## Task
Reproduce every entry exactly and leave its pictures out.

Collected data:
********

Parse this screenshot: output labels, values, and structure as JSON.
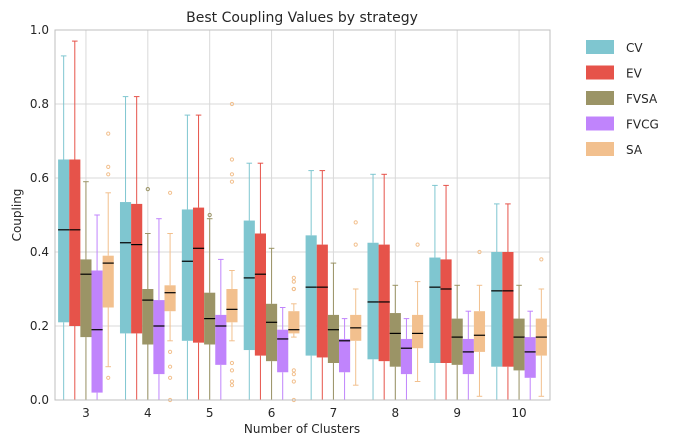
{
  "chart_data": {
    "type": "box",
    "title": "Best Coupling Values by strategy",
    "xlabel": "Number of Clusters",
    "ylabel": "Coupling",
    "ylim": [
      0,
      1.0
    ],
    "y_ticks": [
      "0.0",
      "0.2",
      "0.4",
      "0.6",
      "0.8",
      "1.0"
    ],
    "categories": [
      "3",
      "4",
      "5",
      "6",
      "7",
      "8",
      "9",
      "10"
    ],
    "grid": true,
    "legend_position": "outside-top-right",
    "series": [
      {
        "name": "CV",
        "color": "#7fc6d0",
        "boxes": [
          {
            "whislo": 0.0,
            "q1": 0.21,
            "med": 0.46,
            "q3": 0.65,
            "whishi": 0.93,
            "fliers": []
          },
          {
            "whislo": 0.0,
            "q1": 0.18,
            "med": 0.425,
            "q3": 0.535,
            "whishi": 0.82,
            "fliers": []
          },
          {
            "whislo": 0.0,
            "q1": 0.16,
            "med": 0.375,
            "q3": 0.515,
            "whishi": 0.77,
            "fliers": []
          },
          {
            "whislo": 0.0,
            "q1": 0.135,
            "med": 0.33,
            "q3": 0.485,
            "whishi": 0.64,
            "fliers": []
          },
          {
            "whislo": 0.0,
            "q1": 0.12,
            "med": 0.305,
            "q3": 0.445,
            "whishi": 0.62,
            "fliers": []
          },
          {
            "whislo": 0.0,
            "q1": 0.11,
            "med": 0.265,
            "q3": 0.425,
            "whishi": 0.61,
            "fliers": []
          },
          {
            "whislo": 0.0,
            "q1": 0.1,
            "med": 0.305,
            "q3": 0.385,
            "whishi": 0.58,
            "fliers": []
          },
          {
            "whislo": 0.0,
            "q1": 0.09,
            "med": 0.295,
            "q3": 0.4,
            "whishi": 0.53,
            "fliers": []
          }
        ]
      },
      {
        "name": "EV",
        "color": "#e6534a",
        "boxes": [
          {
            "whislo": 0.0,
            "q1": 0.2,
            "med": 0.46,
            "q3": 0.65,
            "whishi": 0.97,
            "fliers": []
          },
          {
            "whislo": 0.0,
            "q1": 0.18,
            "med": 0.42,
            "q3": 0.53,
            "whishi": 0.82,
            "fliers": []
          },
          {
            "whislo": 0.0,
            "q1": 0.155,
            "med": 0.41,
            "q3": 0.52,
            "whishi": 0.77,
            "fliers": []
          },
          {
            "whislo": 0.0,
            "q1": 0.12,
            "med": 0.34,
            "q3": 0.45,
            "whishi": 0.64,
            "fliers": []
          },
          {
            "whislo": 0.0,
            "q1": 0.115,
            "med": 0.305,
            "q3": 0.42,
            "whishi": 0.62,
            "fliers": []
          },
          {
            "whislo": 0.0,
            "q1": 0.105,
            "med": 0.265,
            "q3": 0.42,
            "whishi": 0.61,
            "fliers": []
          },
          {
            "whislo": 0.0,
            "q1": 0.1,
            "med": 0.3,
            "q3": 0.38,
            "whishi": 0.58,
            "fliers": []
          },
          {
            "whislo": 0.0,
            "q1": 0.09,
            "med": 0.295,
            "q3": 0.4,
            "whishi": 0.53,
            "fliers": []
          }
        ]
      },
      {
        "name": "FVSA",
        "color": "#9b9466",
        "boxes": [
          {
            "whislo": 0.0,
            "q1": 0.17,
            "med": 0.34,
            "q3": 0.38,
            "whishi": 0.59,
            "fliers": []
          },
          {
            "whislo": 0.0,
            "q1": 0.15,
            "med": 0.27,
            "q3": 0.3,
            "whishi": 0.45,
            "fliers": [
              0.57
            ]
          },
          {
            "whislo": 0.0,
            "q1": 0.15,
            "med": 0.22,
            "q3": 0.29,
            "whishi": 0.49,
            "fliers": [
              0.5
            ]
          },
          {
            "whislo": 0.0,
            "q1": 0.105,
            "med": 0.21,
            "q3": 0.26,
            "whishi": 0.41,
            "fliers": []
          },
          {
            "whislo": 0.0,
            "q1": 0.1,
            "med": 0.19,
            "q3": 0.23,
            "whishi": 0.37,
            "fliers": []
          },
          {
            "whislo": 0.0,
            "q1": 0.09,
            "med": 0.18,
            "q3": 0.235,
            "whishi": 0.31,
            "fliers": []
          },
          {
            "whislo": 0.0,
            "q1": 0.095,
            "med": 0.17,
            "q3": 0.22,
            "whishi": 0.31,
            "fliers": []
          },
          {
            "whislo": 0.0,
            "q1": 0.08,
            "med": 0.17,
            "q3": 0.22,
            "whishi": 0.31,
            "fliers": []
          }
        ]
      },
      {
        "name": "FVCG",
        "color": "#c084fc",
        "boxes": [
          {
            "whislo": 0.0,
            "q1": 0.02,
            "med": 0.19,
            "q3": 0.35,
            "whishi": 0.5,
            "fliers": []
          },
          {
            "whislo": 0.0,
            "q1": 0.07,
            "med": 0.2,
            "q3": 0.27,
            "whishi": 0.49,
            "fliers": []
          },
          {
            "whislo": 0.0,
            "q1": 0.095,
            "med": 0.2,
            "q3": 0.23,
            "whishi": 0.38,
            "fliers": []
          },
          {
            "whislo": 0.0,
            "q1": 0.075,
            "med": 0.165,
            "q3": 0.19,
            "whishi": 0.25,
            "fliers": []
          },
          {
            "whislo": 0.0,
            "q1": 0.075,
            "med": 0.16,
            "q3": 0.165,
            "whishi": 0.22,
            "fliers": []
          },
          {
            "whislo": 0.0,
            "q1": 0.07,
            "med": 0.14,
            "q3": 0.165,
            "whishi": 0.22,
            "fliers": []
          },
          {
            "whislo": 0.0,
            "q1": 0.07,
            "med": 0.13,
            "q3": 0.165,
            "whishi": 0.24,
            "fliers": []
          },
          {
            "whislo": 0.0,
            "q1": 0.06,
            "med": 0.13,
            "q3": 0.17,
            "whishi": 0.24,
            "fliers": []
          }
        ]
      },
      {
        "name": "SA",
        "color": "#f2c08e",
        "boxes": [
          {
            "whislo": 0.09,
            "q1": 0.25,
            "med": 0.37,
            "q3": 0.39,
            "whishi": 0.56,
            "fliers": [
              0.72,
              0.63,
              0.61,
              0.06
            ]
          },
          {
            "whislo": 0.16,
            "q1": 0.24,
            "med": 0.29,
            "q3": 0.31,
            "whishi": 0.45,
            "fliers": [
              0.56,
              0.13,
              0.09,
              0.06,
              0.0
            ]
          },
          {
            "whislo": 0.16,
            "q1": 0.21,
            "med": 0.245,
            "q3": 0.3,
            "whishi": 0.35,
            "fliers": [
              0.8,
              0.65,
              0.61,
              0.59,
              0.1,
              0.08,
              0.05,
              0.04
            ]
          },
          {
            "whislo": 0.17,
            "q1": 0.18,
            "med": 0.19,
            "q3": 0.24,
            "whishi": 0.26,
            "fliers": [
              0.33,
              0.32,
              0.3,
              0.3,
              0.08,
              0.07,
              0.05,
              0.0
            ]
          },
          {
            "whislo": 0.04,
            "q1": 0.16,
            "med": 0.195,
            "q3": 0.23,
            "whishi": 0.3,
            "fliers": [
              0.48,
              0.42
            ]
          },
          {
            "whislo": 0.05,
            "q1": 0.14,
            "med": 0.18,
            "q3": 0.23,
            "whishi": 0.32,
            "fliers": [
              0.42
            ]
          },
          {
            "whislo": 0.01,
            "q1": 0.13,
            "med": 0.175,
            "q3": 0.24,
            "whishi": 0.31,
            "fliers": [
              0.4
            ]
          },
          {
            "whislo": 0.01,
            "q1": 0.12,
            "med": 0.17,
            "q3": 0.22,
            "whishi": 0.3,
            "fliers": [
              0.38
            ]
          }
        ]
      }
    ]
  }
}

********

## Solved problem
Parse this screenshot: output labels, values, and structure as JSON.
{
  "chart_data": {
    "type": "box",
    "title": "Best Coupling Values by strategy",
    "xlabel": "Number of Clusters",
    "ylabel": "Coupling",
    "ylim": [
      0,
      1.0
    ],
    "y_ticks": [
      "0.0",
      "0.2",
      "0.4",
      "0.6",
      "0.8",
      "1.0"
    ],
    "categories": [
      "3",
      "4",
      "5",
      "6",
      "7",
      "8",
      "9",
      "10"
    ],
    "grid": true,
    "legend_position": "outside-top-right",
    "series": [
      {
        "name": "CV",
        "color": "#7fc6d0",
        "boxes": [
          {
            "whislo": 0.0,
            "q1": 0.21,
            "med": 0.46,
            "q3": 0.65,
            "whishi": 0.93,
            "fliers": []
          },
          {
            "whislo": 0.0,
            "q1": 0.18,
            "med": 0.425,
            "q3": 0.535,
            "whishi": 0.82,
            "fliers": []
          },
          {
            "whislo": 0.0,
            "q1": 0.16,
            "med": 0.375,
            "q3": 0.515,
            "whishi": 0.77,
            "fliers": []
          },
          {
            "whislo": 0.0,
            "q1": 0.135,
            "med": 0.33,
            "q3": 0.485,
            "whishi": 0.64,
            "fliers": []
          },
          {
            "whislo": 0.0,
            "q1": 0.12,
            "med": 0.305,
            "q3": 0.445,
            "whishi": 0.62,
            "fliers": []
          },
          {
            "whislo": 0.0,
            "q1": 0.11,
            "med": 0.265,
            "q3": 0.425,
            "whishi": 0.61,
            "fliers": []
          },
          {
            "whislo": 0.0,
            "q1": 0.1,
            "med": 0.305,
            "q3": 0.385,
            "whishi": 0.58,
            "fliers": []
          },
          {
            "whislo": 0.0,
            "q1": 0.09,
            "med": 0.295,
            "q3": 0.4,
            "whishi": 0.53,
            "fliers": []
          }
        ]
      },
      {
        "name": "EV",
        "color": "#e6534a",
        "boxes": [
          {
            "whislo": 0.0,
            "q1": 0.2,
            "med": 0.46,
            "q3": 0.65,
            "whishi": 0.97,
            "fliers": []
          },
          {
            "whislo": 0.0,
            "q1": 0.18,
            "med": 0.42,
            "q3": 0.53,
            "whishi": 0.82,
            "fliers": []
          },
          {
            "whislo": 0.0,
            "q1": 0.155,
            "med": 0.41,
            "q3": 0.52,
            "whishi": 0.77,
            "fliers": []
          },
          {
            "whislo": 0.0,
            "q1": 0.12,
            "med": 0.34,
            "q3": 0.45,
            "whishi": 0.64,
            "fliers": []
          },
          {
            "whislo": 0.0,
            "q1": 0.115,
            "med": 0.305,
            "q3": 0.42,
            "whishi": 0.62,
            "fliers": []
          },
          {
            "whislo": 0.0,
            "q1": 0.105,
            "med": 0.265,
            "q3": 0.42,
            "whishi": 0.61,
            "fliers": []
          },
          {
            "whislo": 0.0,
            "q1": 0.1,
            "med": 0.3,
            "q3": 0.38,
            "whishi": 0.58,
            "fliers": []
          },
          {
            "whislo": 0.0,
            "q1": 0.09,
            "med": 0.295,
            "q3": 0.4,
            "whishi": 0.53,
            "fliers": []
          }
        ]
      },
      {
        "name": "FVSA",
        "color": "#9b9466",
        "boxes": [
          {
            "whislo": 0.0,
            "q1": 0.17,
            "med": 0.34,
            "q3": 0.38,
            "whishi": 0.59,
            "fliers": []
          },
          {
            "whislo": 0.0,
            "q1": 0.15,
            "med": 0.27,
            "q3": 0.3,
            "whishi": 0.45,
            "fliers": [
              0.57
            ]
          },
          {
            "whislo": 0.0,
            "q1": 0.15,
            "med": 0.22,
            "q3": 0.29,
            "whishi": 0.49,
            "fliers": [
              0.5
            ]
          },
          {
            "whislo": 0.0,
            "q1": 0.105,
            "med": 0.21,
            "q3": 0.26,
            "whishi": 0.41,
            "fliers": []
          },
          {
            "whislo": 0.0,
            "q1": 0.1,
            "med": 0.19,
            "q3": 0.23,
            "whishi": 0.37,
            "fliers": []
          },
          {
            "whislo": 0.0,
            "q1": 0.09,
            "med": 0.18,
            "q3": 0.235,
            "whishi": 0.31,
            "fliers": []
          },
          {
            "whislo": 0.0,
            "q1": 0.095,
            "med": 0.17,
            "q3": 0.22,
            "whishi": 0.31,
            "fliers": []
          },
          {
            "whislo": 0.0,
            "q1": 0.08,
            "med": 0.17,
            "q3": 0.22,
            "whishi": 0.31,
            "fliers": []
          }
        ]
      },
      {
        "name": "FVCG",
        "color": "#c084fc",
        "boxes": [
          {
            "whislo": 0.0,
            "q1": 0.02,
            "med": 0.19,
            "q3": 0.35,
            "whishi": 0.5,
            "fliers": []
          },
          {
            "whislo": 0.0,
            "q1": 0.07,
            "med": 0.2,
            "q3": 0.27,
            "whishi": 0.49,
            "fliers": []
          },
          {
            "whislo": 0.0,
            "q1": 0.095,
            "med": 0.2,
            "q3": 0.23,
            "whishi": 0.38,
            "fliers": []
          },
          {
            "whislo": 0.0,
            "q1": 0.075,
            "med": 0.165,
            "q3": 0.19,
            "whishi": 0.25,
            "fliers": []
          },
          {
            "whislo": 0.0,
            "q1": 0.075,
            "med": 0.16,
            "q3": 0.165,
            "whishi": 0.22,
            "fliers": []
          },
          {
            "whislo": 0.0,
            "q1": 0.07,
            "med": 0.14,
            "q3": 0.165,
            "whishi": 0.22,
            "fliers": []
          },
          {
            "whislo": 0.0,
            "q1": 0.07,
            "med": 0.13,
            "q3": 0.165,
            "whishi": 0.24,
            "fliers": []
          },
          {
            "whislo": 0.0,
            "q1": 0.06,
            "med": 0.13,
            "q3": 0.17,
            "whishi": 0.24,
            "fliers": []
          }
        ]
      },
      {
        "name": "SA",
        "color": "#f2c08e",
        "boxes": [
          {
            "whislo": 0.09,
            "q1": 0.25,
            "med": 0.37,
            "q3": 0.39,
            "whishi": 0.56,
            "fliers": [
              0.72,
              0.63,
              0.61,
              0.06
            ]
          },
          {
            "whislo": 0.16,
            "q1": 0.24,
            "med": 0.29,
            "q3": 0.31,
            "whishi": 0.45,
            "fliers": [
              0.56,
              0.13,
              0.09,
              0.06,
              0.0
            ]
          },
          {
            "whislo": 0.16,
            "q1": 0.21,
            "med": 0.245,
            "q3": 0.3,
            "whishi": 0.35,
            "fliers": [
              0.8,
              0.65,
              0.61,
              0.59,
              0.1,
              0.08,
              0.05,
              0.04
            ]
          },
          {
            "whislo": 0.17,
            "q1": 0.18,
            "med": 0.19,
            "q3": 0.24,
            "whishi": 0.26,
            "fliers": [
              0.33,
              0.32,
              0.3,
              0.3,
              0.08,
              0.07,
              0.05,
              0.0
            ]
          },
          {
            "whislo": 0.04,
            "q1": 0.16,
            "med": 0.195,
            "q3": 0.23,
            "whishi": 0.3,
            "fliers": [
              0.48,
              0.42
            ]
          },
          {
            "whislo": 0.05,
            "q1": 0.14,
            "med": 0.18,
            "q3": 0.23,
            "whishi": 0.32,
            "fliers": [
              0.42
            ]
          },
          {
            "whislo": 0.01,
            "q1": 0.13,
            "med": 0.175,
            "q3": 0.24,
            "whishi": 0.31,
            "fliers": [
              0.4
            ]
          },
          {
            "whislo": 0.01,
            "q1": 0.12,
            "med": 0.17,
            "q3": 0.22,
            "whishi": 0.3,
            "fliers": [
              0.38
            ]
          }
        ]
      }
    ]
  }
}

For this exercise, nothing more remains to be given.